Your goal: Each record is to be printed again precisely as it reads.

--- Supplied material Enclosed Below ---

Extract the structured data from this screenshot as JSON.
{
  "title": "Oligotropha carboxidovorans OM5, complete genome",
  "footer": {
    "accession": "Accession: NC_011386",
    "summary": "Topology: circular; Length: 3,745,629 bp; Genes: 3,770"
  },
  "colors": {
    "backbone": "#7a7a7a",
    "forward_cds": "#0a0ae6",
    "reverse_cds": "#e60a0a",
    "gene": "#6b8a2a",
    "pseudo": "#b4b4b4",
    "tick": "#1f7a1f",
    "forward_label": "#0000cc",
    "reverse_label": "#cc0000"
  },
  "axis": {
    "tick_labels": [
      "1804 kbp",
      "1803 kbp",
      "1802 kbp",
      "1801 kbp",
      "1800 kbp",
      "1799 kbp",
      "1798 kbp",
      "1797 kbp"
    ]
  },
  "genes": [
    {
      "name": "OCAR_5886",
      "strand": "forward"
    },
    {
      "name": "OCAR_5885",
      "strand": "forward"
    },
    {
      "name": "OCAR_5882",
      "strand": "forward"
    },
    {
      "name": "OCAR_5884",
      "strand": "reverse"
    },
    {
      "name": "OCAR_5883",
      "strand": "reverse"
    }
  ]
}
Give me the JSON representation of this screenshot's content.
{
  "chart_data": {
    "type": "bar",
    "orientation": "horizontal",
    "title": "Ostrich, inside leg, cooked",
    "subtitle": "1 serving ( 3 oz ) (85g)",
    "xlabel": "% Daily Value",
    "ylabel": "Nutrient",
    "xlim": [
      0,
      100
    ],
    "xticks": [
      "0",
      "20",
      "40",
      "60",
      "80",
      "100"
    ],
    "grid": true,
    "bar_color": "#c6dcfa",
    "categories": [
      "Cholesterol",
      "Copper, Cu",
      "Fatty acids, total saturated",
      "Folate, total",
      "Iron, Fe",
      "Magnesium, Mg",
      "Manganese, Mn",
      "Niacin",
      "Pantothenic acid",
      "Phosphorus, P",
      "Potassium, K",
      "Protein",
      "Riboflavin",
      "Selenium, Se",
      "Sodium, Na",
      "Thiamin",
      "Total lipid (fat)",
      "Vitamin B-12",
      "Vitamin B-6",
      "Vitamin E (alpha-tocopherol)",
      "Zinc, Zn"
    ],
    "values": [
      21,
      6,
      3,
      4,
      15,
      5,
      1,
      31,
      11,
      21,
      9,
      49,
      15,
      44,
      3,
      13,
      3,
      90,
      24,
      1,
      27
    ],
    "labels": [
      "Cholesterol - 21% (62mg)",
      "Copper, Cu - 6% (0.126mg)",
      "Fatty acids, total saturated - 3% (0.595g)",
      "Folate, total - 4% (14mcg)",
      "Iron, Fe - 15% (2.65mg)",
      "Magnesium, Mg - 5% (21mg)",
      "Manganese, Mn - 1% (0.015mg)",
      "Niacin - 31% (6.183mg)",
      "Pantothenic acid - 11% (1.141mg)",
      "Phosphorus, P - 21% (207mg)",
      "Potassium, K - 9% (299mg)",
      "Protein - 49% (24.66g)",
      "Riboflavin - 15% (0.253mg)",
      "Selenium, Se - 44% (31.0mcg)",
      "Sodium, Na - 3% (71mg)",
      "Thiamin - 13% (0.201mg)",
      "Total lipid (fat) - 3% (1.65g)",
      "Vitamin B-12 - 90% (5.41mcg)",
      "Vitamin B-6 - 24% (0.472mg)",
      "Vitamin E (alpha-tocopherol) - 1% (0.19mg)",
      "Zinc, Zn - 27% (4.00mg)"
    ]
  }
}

--- End of Enclosed Supplied material ---

Output for this exercise:
Extract the structured data from this screenshot as JSON.
{
  "title": "Oligotropha carboxidovorans OM5, complete genome",
  "footer": {
    "accession": "Accession: NC_011386",
    "summary": "Topology: circular; Length: 3,745,629 bp; Genes: 3,770"
  },
  "colors": {
    "backbone": "#7a7a7a",
    "forward_cds": "#0a0ae6",
    "reverse_cds": "#e60a0a",
    "gene": "#6b8a2a",
    "pseudo": "#b4b4b4",
    "tick": "#1f7a1f",
    "forward_label": "#0000cc",
    "reverse_label": "#cc0000"
  },
  "axis": {
    "tick_labels": [
      "1804 kbp",
      "1803 kbp",
      "1802 kbp",
      "1801 kbp",
      "1800 kbp",
      "1799 kbp",
      "1798 kbp",
      "1797 kbp"
    ]
  },
  "genes": [
    {
      "name": "OCAR_5886",
      "strand": "forward"
    },
    {
      "name": "OCAR_5885",
      "strand": "forward"
    },
    {
      "name": "OCAR_5882",
      "strand": "forward"
    },
    {
      "name": "OCAR_5884",
      "strand": "reverse"
    },
    {
      "name": "OCAR_5883",
      "strand": "reverse"
    }
  ]
}
Give me the JSON representation of this screenshot's content.
{
  "chart_data": {
    "type": "bar",
    "orientation": "horizontal",
    "title": "Ostrich, inside leg, cooked",
    "subtitle": "1 serving ( 3 oz ) (85g)",
    "xlabel": "% Daily Value",
    "ylabel": "Nutrient",
    "xlim": [
      0,
      100
    ],
    "xticks": [
      "0",
      "20",
      "40",
      "60",
      "80",
      "100"
    ],
    "grid": true,
    "bar_color": "#c6dcfa",
    "categories": [
      "Cholesterol",
      "Copper, Cu",
      "Fatty acids, total saturated",
      "Folate, total",
      "Iron, Fe",
      "Magnesium, Mg",
      "Manganese, Mn",
      "Niacin",
      "Pantothenic acid",
      "Phosphorus, P",
      "Potassium, K",
      "Protein",
      "Riboflavin",
      "Selenium, Se",
      "Sodium, Na",
      "Thiamin",
      "Total lipid (fat)",
      "Vitamin B-12",
      "Vitamin B-6",
      "Vitamin E (alpha-tocopherol)",
      "Zinc, Zn"
    ],
    "values": [
      21,
      6,
      3,
      4,
      15,
      5,
      1,
      31,
      11,
      21,
      9,
      49,
      15,
      44,
      3,
      13,
      3,
      90,
      24,
      1,
      27
    ],
    "labels": [
      "Cholesterol - 21% (62mg)",
      "Copper, Cu - 6% (0.126mg)",
      "Fatty acids, total saturated - 3% (0.595g)",
      "Folate, total - 4% (14mcg)",
      "Iron, Fe - 15% (2.65mg)",
      "Magnesium, Mg - 5% (21mg)",
      "Manganese, Mn - 1% (0.015mg)",
      "Niacin - 31% (6.183mg)",
      "Pantothenic acid - 11% (1.141mg)",
      "Phosphorus, P - 21% (207mg)",
      "Potassium, K - 9% (299mg)",
      "Protein - 49% (24.66g)",
      "Riboflavin - 15% (0.253mg)",
      "Selenium, Se - 44% (31.0mcg)",
      "Sodium, Na - 3% (71mg)",
      "Thiamin - 13% (0.201mg)",
      "Total lipid (fat) - 3% (1.65g)",
      "Vitamin B-12 - 90% (5.41mcg)",
      "Vitamin B-6 - 24% (0.472mg)",
      "Vitamin E (alpha-tocopherol) - 1% (0.19mg)",
      "Zinc, Zn - 27% (4.00mg)"
    ]
  }
}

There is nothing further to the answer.